[WHAT YOU ARE ASKED TO DO]
Identify every line in the records below that contains the word "喷洒除草剂", and copy each of those lines.

[GIVEN DATA]
————

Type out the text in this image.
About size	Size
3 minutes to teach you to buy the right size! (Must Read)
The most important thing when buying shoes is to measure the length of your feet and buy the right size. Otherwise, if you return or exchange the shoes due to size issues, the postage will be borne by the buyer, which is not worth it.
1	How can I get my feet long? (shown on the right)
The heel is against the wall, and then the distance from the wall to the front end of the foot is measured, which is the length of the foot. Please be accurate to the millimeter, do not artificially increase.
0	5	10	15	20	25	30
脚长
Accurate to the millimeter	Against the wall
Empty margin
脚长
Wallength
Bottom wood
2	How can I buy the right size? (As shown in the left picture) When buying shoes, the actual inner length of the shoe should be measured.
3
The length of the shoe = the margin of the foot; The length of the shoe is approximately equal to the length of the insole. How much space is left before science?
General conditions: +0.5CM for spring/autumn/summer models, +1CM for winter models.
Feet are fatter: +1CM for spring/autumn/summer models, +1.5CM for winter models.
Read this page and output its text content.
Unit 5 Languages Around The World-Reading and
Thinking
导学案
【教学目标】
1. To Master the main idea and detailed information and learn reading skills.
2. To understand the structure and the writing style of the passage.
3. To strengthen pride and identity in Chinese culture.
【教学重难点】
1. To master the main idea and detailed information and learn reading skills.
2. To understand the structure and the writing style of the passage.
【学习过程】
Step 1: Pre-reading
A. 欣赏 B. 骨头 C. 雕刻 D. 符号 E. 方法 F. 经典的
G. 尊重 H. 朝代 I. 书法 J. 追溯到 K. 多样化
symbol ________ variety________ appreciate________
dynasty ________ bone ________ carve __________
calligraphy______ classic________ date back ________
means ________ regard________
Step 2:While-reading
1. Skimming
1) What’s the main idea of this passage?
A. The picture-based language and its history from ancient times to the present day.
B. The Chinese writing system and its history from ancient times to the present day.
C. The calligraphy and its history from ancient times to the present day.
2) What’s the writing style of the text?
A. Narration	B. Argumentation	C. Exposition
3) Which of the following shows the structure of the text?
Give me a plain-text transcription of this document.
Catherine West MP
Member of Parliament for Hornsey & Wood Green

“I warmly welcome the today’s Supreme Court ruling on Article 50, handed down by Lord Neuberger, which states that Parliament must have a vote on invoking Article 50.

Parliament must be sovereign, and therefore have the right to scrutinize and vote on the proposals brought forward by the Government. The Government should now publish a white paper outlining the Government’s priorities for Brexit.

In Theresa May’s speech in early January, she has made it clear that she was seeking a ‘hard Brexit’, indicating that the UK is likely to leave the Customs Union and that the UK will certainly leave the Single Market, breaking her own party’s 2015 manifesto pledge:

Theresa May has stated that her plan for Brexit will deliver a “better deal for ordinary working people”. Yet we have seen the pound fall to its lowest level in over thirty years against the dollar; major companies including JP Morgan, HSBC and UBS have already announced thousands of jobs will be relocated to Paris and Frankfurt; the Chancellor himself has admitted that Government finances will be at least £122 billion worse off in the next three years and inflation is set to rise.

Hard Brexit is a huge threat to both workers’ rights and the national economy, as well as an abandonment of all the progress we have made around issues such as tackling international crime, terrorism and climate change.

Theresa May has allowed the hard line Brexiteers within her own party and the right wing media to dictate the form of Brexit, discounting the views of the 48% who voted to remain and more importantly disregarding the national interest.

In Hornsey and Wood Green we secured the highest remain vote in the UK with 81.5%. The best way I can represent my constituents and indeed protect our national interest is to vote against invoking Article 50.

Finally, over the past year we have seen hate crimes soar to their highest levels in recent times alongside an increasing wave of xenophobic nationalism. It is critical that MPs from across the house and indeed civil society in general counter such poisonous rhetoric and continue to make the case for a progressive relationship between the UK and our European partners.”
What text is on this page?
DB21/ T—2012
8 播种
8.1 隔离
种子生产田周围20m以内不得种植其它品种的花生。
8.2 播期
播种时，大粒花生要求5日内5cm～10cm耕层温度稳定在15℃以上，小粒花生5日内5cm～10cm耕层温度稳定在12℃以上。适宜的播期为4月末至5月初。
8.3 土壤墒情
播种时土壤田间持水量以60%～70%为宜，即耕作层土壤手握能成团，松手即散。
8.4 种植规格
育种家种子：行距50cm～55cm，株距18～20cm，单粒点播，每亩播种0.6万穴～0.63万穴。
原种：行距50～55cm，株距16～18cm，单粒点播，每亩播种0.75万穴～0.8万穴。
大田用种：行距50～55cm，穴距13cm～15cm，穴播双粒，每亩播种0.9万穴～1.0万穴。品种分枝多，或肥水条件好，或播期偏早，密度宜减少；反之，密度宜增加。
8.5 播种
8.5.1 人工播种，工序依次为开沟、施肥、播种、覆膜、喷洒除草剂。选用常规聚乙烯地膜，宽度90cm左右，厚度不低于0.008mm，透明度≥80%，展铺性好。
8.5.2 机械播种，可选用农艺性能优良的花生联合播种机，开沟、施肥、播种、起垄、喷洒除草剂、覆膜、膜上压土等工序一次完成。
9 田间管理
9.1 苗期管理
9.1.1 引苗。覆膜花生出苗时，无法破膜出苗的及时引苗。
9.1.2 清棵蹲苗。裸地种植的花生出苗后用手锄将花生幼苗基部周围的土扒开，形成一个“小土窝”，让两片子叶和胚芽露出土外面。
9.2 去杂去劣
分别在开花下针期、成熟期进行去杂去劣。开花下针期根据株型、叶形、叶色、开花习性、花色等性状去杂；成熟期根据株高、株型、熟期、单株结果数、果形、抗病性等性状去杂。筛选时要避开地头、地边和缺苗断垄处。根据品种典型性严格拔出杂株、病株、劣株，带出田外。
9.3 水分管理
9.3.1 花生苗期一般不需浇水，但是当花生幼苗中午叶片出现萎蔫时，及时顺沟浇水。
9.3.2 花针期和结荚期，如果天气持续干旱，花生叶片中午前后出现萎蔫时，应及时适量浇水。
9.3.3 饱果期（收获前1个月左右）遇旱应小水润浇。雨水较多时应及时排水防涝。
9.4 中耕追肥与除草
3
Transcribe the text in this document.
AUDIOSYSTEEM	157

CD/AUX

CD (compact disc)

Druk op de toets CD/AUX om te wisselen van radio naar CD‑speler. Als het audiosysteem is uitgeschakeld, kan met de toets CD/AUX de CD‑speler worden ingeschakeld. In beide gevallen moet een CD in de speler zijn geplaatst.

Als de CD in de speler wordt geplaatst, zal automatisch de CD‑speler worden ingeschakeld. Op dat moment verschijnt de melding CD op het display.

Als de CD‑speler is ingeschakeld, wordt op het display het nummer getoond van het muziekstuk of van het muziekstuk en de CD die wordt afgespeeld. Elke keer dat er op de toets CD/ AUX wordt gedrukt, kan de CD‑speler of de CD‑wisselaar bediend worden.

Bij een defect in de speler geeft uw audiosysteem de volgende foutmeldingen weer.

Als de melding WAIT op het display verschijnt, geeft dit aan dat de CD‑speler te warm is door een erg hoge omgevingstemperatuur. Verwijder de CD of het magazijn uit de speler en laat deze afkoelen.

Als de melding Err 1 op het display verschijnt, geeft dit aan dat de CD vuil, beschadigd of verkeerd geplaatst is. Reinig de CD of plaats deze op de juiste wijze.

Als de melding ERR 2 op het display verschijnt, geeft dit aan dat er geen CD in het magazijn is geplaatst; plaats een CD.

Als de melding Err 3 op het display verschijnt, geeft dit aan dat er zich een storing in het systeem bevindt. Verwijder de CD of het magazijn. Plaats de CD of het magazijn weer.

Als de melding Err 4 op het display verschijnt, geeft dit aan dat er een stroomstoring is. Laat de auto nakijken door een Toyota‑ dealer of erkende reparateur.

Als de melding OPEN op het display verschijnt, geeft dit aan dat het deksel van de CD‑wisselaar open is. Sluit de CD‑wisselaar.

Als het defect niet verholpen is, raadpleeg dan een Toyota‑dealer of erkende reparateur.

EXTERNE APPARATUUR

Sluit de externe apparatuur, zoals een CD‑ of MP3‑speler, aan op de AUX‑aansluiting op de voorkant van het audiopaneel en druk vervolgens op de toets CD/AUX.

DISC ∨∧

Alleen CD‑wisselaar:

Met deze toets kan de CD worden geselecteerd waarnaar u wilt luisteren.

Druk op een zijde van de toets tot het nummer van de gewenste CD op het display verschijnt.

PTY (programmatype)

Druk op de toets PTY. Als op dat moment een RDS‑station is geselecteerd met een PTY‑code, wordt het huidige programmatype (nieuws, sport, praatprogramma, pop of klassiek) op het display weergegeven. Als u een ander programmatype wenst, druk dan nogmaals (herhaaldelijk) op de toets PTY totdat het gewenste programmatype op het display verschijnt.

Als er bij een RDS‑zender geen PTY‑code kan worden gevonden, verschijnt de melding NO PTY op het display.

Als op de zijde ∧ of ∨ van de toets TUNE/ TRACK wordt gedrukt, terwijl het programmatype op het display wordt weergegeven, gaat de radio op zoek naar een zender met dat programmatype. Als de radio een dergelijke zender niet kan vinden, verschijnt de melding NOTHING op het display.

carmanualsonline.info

————

[EXERCISE RESULT]
8.5.1 人工播种，工序依次为开沟、施肥、播种、覆膜、喷洒除草剂。选用常规聚乙烯地膜，宽度90cm左右，厚度不低于0.008mm，透明度≥80%，展铺性好。
8.5.2 机械播种，可选用农艺性能优良的花生联合播种机，开沟、施肥、播种、起垄、喷洒除草剂、覆膜、膜上压土等工序一次完成。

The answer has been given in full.